**Given exercise:** Report how many lines in the records below contain the word "label". Give only the number.

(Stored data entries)
-------

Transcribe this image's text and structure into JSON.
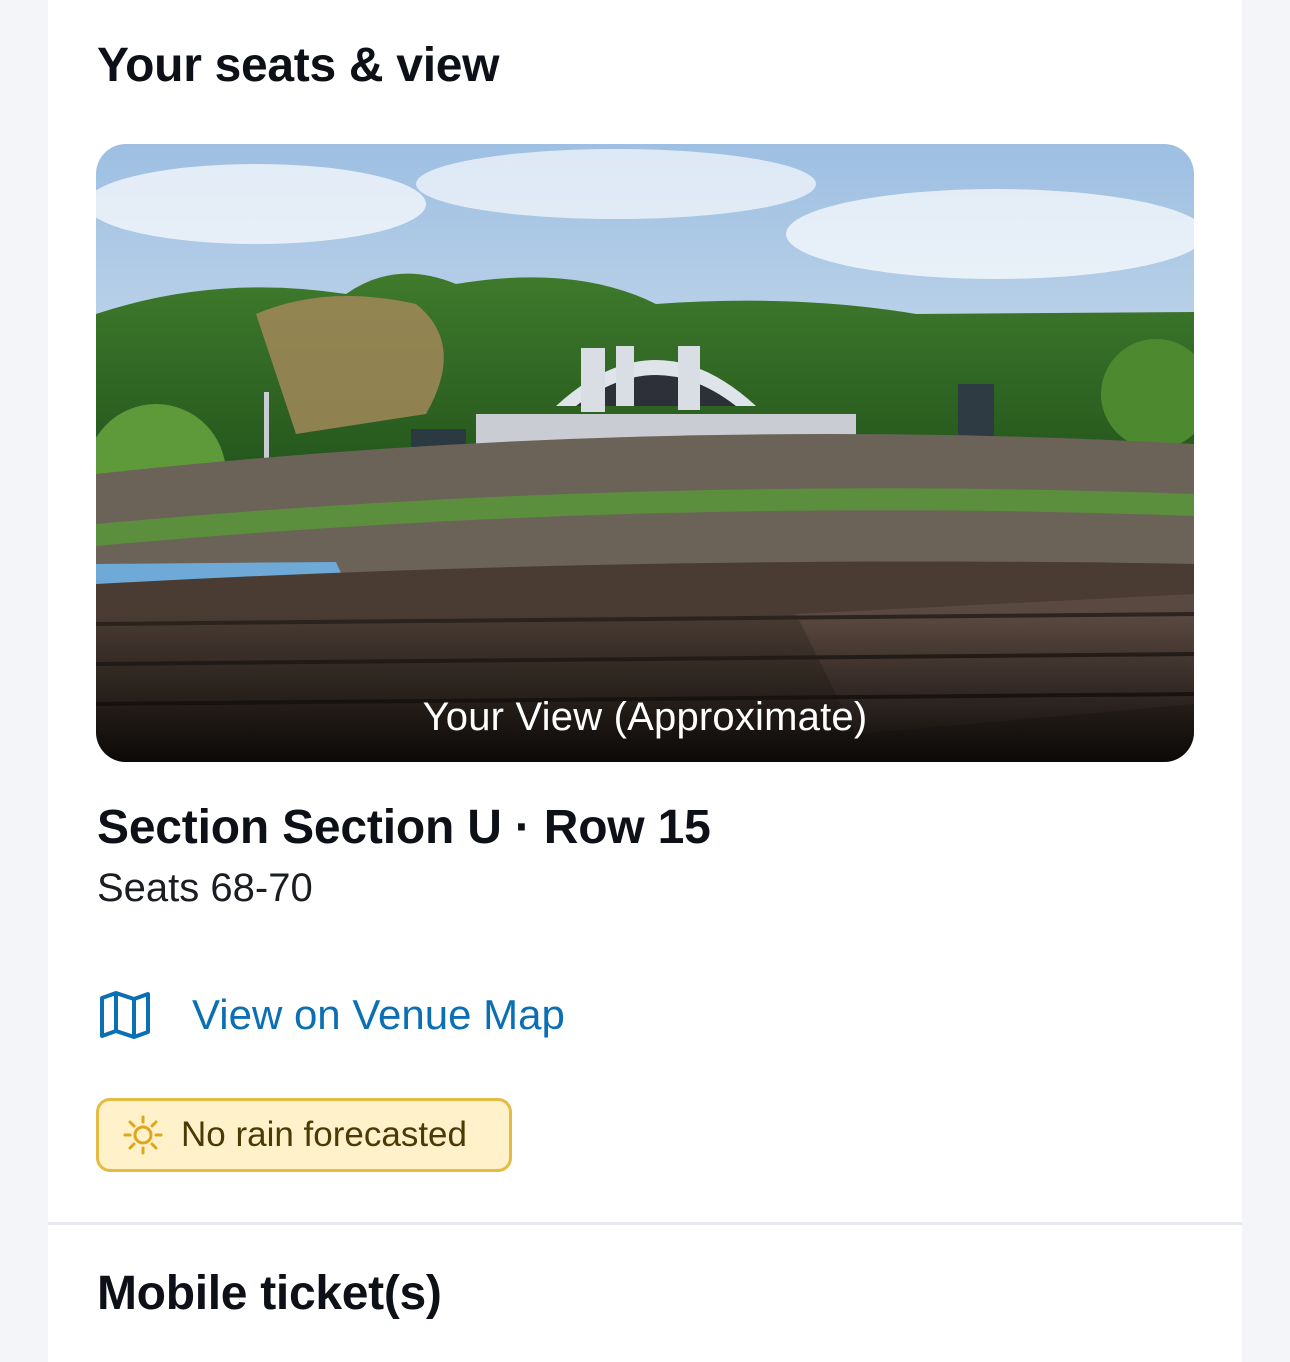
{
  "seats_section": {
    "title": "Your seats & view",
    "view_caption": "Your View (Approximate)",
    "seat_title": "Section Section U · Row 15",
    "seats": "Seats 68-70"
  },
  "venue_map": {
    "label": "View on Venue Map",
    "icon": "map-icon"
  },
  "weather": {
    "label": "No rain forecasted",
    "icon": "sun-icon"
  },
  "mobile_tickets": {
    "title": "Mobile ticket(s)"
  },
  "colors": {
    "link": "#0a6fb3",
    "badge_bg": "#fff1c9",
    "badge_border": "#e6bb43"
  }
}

-------

**Answer to this problem:** 2